**Entries:**
'''

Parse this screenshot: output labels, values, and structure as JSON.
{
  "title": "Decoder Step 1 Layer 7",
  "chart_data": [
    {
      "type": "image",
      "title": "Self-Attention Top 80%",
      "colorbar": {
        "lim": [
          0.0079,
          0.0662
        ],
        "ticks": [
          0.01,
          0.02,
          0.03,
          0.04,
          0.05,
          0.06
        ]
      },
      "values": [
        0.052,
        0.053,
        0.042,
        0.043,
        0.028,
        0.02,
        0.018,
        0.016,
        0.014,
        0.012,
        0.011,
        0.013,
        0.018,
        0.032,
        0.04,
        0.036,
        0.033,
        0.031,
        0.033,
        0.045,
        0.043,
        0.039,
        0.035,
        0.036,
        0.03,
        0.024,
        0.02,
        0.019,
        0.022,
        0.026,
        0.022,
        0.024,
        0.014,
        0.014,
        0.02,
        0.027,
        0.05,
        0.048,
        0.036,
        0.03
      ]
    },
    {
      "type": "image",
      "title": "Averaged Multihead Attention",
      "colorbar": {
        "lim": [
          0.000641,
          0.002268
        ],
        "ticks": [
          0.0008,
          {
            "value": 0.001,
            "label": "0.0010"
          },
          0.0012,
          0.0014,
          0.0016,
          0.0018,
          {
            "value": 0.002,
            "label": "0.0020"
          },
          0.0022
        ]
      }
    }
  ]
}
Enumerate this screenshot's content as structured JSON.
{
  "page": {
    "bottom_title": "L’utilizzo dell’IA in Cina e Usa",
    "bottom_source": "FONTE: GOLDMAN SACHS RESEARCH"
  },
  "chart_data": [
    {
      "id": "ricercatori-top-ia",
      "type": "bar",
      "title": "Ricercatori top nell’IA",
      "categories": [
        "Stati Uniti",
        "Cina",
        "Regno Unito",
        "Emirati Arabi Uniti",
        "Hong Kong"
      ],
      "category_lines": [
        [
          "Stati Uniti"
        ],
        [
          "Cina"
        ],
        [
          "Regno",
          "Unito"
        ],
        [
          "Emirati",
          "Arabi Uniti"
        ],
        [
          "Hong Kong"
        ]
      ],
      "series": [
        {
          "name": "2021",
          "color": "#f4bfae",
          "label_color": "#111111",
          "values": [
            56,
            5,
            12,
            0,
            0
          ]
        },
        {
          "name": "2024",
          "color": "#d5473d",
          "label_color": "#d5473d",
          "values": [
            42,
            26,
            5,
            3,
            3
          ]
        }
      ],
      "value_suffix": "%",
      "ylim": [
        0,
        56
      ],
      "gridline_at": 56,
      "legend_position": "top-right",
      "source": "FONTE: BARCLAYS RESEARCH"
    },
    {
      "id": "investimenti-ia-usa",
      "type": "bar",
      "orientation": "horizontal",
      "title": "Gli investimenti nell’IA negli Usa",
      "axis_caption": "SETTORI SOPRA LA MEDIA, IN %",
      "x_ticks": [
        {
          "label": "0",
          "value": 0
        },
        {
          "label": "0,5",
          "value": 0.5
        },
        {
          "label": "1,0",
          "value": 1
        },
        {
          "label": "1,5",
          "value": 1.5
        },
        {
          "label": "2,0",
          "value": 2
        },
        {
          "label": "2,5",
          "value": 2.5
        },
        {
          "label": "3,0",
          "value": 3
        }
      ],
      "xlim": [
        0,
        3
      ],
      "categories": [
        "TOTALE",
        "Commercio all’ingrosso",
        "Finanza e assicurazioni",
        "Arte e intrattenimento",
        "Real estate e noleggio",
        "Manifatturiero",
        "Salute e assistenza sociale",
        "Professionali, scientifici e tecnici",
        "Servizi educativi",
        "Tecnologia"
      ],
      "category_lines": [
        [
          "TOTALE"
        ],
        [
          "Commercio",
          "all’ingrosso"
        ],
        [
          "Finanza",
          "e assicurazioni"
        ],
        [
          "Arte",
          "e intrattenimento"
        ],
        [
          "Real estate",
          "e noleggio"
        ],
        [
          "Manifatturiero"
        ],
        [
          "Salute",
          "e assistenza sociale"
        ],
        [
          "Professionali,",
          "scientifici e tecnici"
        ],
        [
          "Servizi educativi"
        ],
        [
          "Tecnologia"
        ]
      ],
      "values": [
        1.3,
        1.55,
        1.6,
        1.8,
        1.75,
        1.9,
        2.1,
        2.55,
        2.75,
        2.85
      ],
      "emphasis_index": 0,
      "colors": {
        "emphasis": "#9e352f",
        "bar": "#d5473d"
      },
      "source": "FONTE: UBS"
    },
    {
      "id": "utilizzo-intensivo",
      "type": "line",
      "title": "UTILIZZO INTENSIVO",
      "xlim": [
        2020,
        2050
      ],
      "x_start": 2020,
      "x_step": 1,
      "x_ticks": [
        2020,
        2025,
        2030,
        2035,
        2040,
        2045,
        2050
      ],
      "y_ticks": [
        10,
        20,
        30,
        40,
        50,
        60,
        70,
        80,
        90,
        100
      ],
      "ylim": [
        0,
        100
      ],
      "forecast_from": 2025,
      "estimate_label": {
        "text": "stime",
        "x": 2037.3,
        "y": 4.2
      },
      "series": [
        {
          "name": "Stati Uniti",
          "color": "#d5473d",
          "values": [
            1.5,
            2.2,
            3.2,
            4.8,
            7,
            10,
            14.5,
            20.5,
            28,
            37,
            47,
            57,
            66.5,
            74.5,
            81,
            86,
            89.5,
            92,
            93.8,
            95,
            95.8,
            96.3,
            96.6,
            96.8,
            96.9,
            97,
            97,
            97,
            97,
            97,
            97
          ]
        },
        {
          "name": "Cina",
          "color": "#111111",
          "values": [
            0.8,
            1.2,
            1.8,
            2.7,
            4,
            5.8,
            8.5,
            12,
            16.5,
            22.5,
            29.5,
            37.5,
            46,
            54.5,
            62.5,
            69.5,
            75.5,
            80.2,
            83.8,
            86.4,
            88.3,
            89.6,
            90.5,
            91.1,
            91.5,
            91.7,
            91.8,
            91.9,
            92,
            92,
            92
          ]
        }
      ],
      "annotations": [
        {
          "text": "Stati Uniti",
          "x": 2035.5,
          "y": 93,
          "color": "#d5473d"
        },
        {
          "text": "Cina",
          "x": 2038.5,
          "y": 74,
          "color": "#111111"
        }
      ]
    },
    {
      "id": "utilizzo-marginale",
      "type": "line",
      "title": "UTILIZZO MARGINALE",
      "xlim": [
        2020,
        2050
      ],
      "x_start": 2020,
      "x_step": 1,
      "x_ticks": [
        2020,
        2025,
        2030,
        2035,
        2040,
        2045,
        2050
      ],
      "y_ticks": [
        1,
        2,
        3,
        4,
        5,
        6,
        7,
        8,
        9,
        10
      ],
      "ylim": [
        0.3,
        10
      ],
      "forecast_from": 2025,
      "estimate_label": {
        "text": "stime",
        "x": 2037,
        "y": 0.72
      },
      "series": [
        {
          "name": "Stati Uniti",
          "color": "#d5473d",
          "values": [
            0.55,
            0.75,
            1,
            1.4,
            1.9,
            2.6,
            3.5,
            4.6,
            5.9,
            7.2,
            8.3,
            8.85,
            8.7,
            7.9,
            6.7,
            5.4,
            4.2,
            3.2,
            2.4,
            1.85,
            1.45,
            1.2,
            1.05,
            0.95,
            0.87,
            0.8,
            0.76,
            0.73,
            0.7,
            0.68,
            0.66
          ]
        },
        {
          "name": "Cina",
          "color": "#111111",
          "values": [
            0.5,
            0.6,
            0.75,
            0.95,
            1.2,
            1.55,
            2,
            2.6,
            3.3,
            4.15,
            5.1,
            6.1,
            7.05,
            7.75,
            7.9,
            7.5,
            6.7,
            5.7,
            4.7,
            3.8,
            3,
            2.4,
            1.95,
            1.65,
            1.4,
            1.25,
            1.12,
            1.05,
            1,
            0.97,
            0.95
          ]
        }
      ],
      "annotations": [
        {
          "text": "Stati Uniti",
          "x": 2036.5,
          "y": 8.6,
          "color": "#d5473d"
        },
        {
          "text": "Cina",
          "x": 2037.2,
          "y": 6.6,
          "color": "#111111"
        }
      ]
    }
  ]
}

'''
'''

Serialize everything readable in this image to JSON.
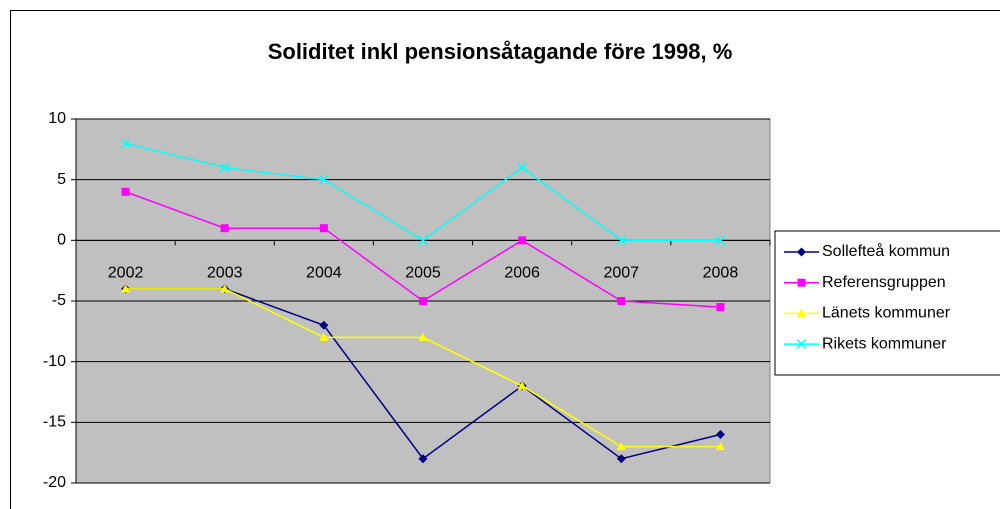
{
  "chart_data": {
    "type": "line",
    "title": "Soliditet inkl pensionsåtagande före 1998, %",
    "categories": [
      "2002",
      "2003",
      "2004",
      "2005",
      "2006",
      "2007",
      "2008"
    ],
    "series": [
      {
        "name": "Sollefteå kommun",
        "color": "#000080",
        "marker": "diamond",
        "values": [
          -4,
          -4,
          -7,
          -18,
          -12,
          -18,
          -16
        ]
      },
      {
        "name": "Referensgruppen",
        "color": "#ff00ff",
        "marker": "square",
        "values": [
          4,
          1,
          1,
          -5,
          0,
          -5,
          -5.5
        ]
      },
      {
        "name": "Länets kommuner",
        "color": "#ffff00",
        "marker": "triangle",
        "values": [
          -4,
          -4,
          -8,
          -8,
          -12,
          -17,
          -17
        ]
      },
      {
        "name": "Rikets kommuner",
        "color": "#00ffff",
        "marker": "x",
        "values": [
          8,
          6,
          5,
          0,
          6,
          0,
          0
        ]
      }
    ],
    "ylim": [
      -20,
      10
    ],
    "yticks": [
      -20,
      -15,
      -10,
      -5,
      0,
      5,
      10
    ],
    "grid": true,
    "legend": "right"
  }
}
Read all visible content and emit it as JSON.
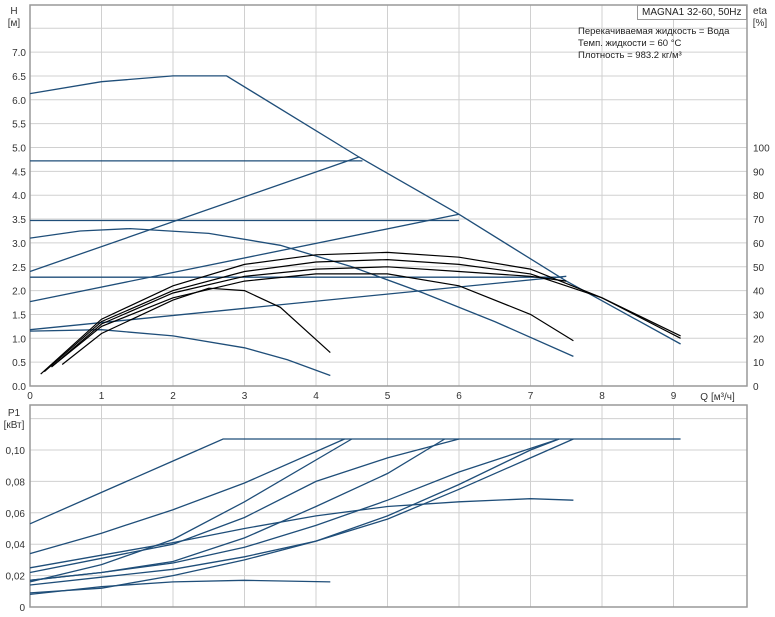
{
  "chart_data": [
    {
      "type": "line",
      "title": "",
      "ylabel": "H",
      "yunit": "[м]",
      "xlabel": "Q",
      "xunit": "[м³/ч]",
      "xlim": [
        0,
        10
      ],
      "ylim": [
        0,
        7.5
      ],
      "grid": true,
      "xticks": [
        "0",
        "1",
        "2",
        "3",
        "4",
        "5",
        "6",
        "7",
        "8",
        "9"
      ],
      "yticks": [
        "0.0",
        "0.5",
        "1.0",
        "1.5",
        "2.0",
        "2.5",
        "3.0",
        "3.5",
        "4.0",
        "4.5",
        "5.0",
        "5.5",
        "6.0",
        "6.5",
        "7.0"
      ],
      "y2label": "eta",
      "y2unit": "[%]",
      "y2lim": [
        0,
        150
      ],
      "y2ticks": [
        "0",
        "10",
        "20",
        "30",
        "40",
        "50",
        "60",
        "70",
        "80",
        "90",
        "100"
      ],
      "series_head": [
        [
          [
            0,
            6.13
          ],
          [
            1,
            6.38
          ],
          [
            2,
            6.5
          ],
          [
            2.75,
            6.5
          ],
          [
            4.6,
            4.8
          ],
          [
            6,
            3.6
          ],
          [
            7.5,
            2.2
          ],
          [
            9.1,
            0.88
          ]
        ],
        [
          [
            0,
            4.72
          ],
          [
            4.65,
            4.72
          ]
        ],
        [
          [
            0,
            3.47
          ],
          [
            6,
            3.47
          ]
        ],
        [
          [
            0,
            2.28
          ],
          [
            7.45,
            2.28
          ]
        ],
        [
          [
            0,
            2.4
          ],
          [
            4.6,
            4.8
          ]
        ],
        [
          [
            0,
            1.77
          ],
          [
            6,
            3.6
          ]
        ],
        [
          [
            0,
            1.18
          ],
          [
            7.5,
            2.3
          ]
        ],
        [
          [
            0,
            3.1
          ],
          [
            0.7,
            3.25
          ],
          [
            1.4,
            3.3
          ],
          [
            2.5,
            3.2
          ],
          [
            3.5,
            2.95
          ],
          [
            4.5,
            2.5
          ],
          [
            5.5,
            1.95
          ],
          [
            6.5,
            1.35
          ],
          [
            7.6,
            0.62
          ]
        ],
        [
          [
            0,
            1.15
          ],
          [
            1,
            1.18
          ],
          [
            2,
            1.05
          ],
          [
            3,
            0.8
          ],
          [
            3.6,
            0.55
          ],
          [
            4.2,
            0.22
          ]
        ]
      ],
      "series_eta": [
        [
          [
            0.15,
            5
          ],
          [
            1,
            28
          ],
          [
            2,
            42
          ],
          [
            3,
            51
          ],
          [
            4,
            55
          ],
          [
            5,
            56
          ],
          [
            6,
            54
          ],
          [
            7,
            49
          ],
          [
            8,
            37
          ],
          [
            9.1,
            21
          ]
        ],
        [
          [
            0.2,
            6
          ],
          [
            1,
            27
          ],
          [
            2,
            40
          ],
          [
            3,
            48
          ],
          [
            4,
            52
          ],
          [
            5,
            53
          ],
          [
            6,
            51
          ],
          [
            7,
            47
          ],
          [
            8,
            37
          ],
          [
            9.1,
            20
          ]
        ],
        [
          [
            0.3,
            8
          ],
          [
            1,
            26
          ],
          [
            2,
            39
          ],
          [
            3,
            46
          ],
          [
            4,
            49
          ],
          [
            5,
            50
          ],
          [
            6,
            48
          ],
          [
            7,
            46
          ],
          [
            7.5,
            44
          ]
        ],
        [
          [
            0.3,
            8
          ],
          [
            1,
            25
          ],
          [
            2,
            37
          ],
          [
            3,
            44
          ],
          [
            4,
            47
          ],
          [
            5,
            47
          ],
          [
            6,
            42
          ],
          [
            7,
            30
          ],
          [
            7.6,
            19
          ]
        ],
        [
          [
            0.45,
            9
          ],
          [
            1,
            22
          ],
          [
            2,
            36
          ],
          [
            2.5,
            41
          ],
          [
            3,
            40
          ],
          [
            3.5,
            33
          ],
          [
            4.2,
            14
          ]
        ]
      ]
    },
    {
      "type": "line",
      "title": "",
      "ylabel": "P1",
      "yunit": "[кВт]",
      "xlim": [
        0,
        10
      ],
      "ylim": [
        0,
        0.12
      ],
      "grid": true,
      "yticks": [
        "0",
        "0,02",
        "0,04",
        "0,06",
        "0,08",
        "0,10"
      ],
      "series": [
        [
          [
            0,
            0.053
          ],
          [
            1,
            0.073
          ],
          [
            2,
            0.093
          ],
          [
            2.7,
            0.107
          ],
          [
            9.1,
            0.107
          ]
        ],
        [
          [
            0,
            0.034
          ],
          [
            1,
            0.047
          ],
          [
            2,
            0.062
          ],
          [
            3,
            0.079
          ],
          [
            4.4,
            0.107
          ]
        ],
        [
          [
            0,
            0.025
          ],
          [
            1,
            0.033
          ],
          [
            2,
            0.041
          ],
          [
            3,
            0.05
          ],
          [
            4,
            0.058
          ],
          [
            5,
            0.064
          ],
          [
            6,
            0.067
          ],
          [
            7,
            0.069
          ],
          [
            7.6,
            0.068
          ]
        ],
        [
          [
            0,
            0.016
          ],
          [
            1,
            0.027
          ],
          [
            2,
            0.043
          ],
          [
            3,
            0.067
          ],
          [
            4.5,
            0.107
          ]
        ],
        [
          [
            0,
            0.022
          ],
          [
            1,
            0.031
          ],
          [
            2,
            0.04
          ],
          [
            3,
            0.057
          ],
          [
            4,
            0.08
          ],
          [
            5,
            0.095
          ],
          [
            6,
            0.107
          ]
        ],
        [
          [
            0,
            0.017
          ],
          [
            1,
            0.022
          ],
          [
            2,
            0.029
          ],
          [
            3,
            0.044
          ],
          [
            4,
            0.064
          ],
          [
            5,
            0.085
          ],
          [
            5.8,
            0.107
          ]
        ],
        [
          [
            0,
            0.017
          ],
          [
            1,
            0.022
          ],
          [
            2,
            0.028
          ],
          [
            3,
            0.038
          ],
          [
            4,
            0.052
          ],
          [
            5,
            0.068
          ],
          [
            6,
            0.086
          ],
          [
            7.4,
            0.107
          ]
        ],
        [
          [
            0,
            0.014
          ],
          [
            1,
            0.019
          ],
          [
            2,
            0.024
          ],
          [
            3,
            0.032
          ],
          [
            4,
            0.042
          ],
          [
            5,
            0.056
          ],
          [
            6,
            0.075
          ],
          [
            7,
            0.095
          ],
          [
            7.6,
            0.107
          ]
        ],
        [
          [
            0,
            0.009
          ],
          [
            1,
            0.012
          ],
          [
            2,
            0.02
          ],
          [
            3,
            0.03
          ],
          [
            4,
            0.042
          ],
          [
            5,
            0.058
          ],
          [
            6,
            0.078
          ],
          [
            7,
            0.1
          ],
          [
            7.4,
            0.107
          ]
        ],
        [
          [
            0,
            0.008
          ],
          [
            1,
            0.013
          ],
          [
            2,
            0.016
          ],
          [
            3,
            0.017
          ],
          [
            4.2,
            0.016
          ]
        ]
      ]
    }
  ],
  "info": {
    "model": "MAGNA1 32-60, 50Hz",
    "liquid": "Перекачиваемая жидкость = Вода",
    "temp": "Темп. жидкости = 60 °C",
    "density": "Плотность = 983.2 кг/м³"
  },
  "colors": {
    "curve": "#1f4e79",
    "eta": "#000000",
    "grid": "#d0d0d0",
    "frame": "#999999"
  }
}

'''

From the listing, copy each line containing the word "Professionali".

**Exercise solution:**
        "Professionali, scientifici e tecnici",
          "Professionali,",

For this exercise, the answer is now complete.